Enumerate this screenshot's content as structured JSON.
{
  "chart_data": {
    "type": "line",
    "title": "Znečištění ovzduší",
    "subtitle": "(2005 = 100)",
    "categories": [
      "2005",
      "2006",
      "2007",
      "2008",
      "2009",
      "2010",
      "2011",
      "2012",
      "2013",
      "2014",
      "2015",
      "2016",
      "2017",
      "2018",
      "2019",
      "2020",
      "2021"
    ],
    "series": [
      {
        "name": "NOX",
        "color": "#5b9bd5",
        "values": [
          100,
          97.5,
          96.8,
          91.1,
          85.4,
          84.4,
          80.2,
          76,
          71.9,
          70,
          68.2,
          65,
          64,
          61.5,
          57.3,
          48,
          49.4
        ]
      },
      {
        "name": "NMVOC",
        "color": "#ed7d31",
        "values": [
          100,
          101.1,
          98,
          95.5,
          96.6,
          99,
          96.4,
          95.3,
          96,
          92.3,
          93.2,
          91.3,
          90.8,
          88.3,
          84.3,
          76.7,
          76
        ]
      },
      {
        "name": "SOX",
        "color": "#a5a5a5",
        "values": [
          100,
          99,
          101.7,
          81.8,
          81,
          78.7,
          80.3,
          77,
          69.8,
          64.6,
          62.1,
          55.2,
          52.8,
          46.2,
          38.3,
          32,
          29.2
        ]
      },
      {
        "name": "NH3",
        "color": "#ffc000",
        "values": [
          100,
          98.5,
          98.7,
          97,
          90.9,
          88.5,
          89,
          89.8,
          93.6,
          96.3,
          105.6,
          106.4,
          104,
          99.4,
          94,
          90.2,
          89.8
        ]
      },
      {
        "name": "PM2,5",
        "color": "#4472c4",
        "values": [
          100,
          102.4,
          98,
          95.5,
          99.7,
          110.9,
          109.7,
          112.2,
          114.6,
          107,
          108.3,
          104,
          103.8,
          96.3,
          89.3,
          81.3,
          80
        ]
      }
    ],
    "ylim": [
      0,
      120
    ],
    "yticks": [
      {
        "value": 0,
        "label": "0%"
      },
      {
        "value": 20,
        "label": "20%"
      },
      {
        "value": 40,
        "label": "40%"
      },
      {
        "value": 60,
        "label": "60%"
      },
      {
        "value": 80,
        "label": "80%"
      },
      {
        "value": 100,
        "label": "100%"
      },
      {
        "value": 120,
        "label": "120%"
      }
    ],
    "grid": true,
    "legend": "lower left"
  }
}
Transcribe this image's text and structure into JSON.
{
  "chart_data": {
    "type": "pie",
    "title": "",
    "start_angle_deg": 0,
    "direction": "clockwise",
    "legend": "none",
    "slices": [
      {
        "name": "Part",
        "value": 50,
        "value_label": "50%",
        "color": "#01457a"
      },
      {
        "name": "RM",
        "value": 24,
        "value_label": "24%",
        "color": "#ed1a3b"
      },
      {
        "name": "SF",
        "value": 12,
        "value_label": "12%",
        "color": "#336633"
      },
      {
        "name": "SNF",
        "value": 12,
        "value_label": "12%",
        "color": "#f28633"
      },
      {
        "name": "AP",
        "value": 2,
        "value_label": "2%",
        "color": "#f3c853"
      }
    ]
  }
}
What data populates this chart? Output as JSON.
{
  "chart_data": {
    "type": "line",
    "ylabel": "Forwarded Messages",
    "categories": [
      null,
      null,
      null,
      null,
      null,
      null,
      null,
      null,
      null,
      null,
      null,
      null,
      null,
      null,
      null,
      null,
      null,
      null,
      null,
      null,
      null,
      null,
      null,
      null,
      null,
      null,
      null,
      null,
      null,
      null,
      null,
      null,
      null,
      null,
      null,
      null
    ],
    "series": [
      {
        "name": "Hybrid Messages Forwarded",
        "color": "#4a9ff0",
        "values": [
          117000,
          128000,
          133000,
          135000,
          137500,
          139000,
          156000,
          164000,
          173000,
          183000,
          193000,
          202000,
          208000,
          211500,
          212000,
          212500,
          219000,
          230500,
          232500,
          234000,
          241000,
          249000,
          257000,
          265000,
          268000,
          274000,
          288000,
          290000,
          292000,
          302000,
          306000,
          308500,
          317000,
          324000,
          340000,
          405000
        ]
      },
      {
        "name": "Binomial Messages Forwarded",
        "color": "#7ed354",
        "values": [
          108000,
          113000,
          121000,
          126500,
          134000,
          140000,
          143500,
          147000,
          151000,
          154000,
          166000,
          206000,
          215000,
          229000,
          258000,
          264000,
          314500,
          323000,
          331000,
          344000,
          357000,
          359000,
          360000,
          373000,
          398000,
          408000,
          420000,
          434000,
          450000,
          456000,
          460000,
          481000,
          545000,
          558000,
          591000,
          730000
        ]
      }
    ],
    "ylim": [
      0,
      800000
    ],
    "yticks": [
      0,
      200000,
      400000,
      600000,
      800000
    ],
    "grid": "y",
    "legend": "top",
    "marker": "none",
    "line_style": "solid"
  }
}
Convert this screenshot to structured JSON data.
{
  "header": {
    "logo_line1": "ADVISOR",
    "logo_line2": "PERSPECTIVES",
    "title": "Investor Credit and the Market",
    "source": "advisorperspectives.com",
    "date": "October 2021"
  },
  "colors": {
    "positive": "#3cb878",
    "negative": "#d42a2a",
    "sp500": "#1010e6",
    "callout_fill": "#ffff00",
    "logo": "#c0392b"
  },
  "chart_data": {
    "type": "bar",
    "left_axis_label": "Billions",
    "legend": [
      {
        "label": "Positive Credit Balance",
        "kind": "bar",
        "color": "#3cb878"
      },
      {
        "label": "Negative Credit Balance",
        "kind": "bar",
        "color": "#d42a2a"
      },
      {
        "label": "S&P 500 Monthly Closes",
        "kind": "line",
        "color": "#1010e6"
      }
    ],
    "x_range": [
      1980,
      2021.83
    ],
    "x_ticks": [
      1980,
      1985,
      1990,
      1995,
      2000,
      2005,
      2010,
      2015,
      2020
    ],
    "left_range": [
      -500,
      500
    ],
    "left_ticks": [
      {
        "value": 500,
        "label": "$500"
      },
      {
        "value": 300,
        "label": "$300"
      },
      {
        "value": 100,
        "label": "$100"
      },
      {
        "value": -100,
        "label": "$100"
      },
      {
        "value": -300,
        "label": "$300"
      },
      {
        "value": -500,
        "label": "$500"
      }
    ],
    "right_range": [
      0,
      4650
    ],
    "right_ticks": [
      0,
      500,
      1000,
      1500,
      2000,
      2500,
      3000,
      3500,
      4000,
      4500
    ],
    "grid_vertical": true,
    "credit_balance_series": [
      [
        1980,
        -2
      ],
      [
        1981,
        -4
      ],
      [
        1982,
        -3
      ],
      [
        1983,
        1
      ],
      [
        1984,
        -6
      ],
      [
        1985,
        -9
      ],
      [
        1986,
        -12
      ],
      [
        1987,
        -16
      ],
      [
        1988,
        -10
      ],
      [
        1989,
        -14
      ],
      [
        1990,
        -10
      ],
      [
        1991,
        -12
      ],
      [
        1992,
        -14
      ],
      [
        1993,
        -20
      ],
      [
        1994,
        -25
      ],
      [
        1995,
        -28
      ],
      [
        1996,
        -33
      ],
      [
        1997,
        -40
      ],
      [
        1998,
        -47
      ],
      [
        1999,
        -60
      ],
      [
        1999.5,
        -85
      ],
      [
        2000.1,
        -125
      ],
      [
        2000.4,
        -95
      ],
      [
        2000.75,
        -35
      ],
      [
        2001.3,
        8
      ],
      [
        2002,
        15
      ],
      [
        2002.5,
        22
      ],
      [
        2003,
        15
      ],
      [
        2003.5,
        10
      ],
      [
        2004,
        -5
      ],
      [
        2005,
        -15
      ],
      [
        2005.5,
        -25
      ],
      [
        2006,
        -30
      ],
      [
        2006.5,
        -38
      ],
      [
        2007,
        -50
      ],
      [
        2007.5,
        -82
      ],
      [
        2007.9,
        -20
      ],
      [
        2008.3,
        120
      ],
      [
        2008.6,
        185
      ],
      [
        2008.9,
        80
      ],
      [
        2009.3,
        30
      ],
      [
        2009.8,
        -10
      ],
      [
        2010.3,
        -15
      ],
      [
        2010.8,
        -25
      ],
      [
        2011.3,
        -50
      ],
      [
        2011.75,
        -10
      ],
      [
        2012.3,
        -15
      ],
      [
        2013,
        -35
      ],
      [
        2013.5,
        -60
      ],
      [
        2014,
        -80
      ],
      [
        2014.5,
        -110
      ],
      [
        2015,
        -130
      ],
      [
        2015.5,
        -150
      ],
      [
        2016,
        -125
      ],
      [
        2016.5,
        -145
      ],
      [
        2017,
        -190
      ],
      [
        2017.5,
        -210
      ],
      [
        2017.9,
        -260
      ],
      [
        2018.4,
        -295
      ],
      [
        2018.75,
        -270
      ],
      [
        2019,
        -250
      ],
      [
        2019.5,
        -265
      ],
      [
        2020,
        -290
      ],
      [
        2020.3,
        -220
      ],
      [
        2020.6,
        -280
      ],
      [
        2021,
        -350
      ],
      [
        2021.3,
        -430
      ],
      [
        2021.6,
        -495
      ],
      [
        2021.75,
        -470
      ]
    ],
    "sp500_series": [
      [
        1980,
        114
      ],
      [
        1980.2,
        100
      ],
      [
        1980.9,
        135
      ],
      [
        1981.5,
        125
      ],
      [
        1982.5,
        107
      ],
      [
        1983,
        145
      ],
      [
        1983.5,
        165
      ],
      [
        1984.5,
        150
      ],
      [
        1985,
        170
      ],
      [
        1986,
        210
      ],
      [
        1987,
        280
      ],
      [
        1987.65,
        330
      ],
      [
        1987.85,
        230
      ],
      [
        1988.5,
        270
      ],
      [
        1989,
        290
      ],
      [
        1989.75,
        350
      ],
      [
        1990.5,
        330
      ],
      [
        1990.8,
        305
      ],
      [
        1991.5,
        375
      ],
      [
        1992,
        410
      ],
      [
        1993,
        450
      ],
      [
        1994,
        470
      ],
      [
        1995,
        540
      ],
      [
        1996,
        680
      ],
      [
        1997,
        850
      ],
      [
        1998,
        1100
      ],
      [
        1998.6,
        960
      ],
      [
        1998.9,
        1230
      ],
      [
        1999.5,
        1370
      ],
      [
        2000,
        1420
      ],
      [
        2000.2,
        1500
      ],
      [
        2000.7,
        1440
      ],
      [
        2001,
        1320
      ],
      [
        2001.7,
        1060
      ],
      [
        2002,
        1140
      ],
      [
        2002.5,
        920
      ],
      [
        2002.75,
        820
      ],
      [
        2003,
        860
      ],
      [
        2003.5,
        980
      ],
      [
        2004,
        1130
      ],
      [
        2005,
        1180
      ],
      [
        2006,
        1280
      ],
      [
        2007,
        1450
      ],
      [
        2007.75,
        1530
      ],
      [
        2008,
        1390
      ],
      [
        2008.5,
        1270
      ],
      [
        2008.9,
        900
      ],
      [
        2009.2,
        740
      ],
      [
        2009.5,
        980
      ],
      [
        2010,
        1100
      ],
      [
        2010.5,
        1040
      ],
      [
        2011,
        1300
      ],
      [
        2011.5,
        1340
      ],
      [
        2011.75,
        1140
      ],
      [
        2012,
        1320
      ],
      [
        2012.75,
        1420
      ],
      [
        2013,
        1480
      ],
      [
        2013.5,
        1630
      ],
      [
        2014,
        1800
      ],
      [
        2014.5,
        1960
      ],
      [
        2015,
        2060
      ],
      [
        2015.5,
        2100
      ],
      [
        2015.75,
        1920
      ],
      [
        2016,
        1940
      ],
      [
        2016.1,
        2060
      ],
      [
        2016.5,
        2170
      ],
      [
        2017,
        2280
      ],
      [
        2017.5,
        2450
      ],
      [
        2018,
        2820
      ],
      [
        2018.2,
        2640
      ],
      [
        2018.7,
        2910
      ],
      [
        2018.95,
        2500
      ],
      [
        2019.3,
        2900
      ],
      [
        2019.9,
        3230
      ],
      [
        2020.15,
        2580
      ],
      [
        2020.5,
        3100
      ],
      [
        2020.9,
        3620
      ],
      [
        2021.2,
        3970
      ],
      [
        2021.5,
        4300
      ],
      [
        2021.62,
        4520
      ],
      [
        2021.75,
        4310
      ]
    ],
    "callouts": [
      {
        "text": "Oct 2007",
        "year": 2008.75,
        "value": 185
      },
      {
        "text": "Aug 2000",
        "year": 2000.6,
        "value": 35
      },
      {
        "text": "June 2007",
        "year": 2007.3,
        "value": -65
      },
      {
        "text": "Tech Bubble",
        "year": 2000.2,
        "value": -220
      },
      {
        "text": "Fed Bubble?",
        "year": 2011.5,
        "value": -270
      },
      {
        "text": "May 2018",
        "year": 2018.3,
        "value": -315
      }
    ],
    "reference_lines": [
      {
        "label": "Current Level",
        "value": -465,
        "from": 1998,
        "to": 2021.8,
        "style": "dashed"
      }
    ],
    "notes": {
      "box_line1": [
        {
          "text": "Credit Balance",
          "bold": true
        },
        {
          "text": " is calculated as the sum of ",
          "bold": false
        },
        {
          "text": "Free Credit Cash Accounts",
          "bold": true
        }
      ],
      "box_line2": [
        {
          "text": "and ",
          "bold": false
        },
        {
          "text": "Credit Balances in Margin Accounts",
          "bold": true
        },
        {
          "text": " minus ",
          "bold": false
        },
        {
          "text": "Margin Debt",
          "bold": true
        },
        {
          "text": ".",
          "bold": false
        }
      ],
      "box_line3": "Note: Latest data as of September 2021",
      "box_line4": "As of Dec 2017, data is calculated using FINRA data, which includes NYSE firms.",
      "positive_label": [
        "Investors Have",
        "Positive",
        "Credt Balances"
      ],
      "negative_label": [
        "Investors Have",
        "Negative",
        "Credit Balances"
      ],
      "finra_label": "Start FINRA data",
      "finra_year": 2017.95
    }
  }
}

******

— Exercise aim —
Identify and copy lines that hold the string "Margin".

— Final answer —
          "text": "Credit Balances in Margin Accounts",
          "text": "Margin Debt",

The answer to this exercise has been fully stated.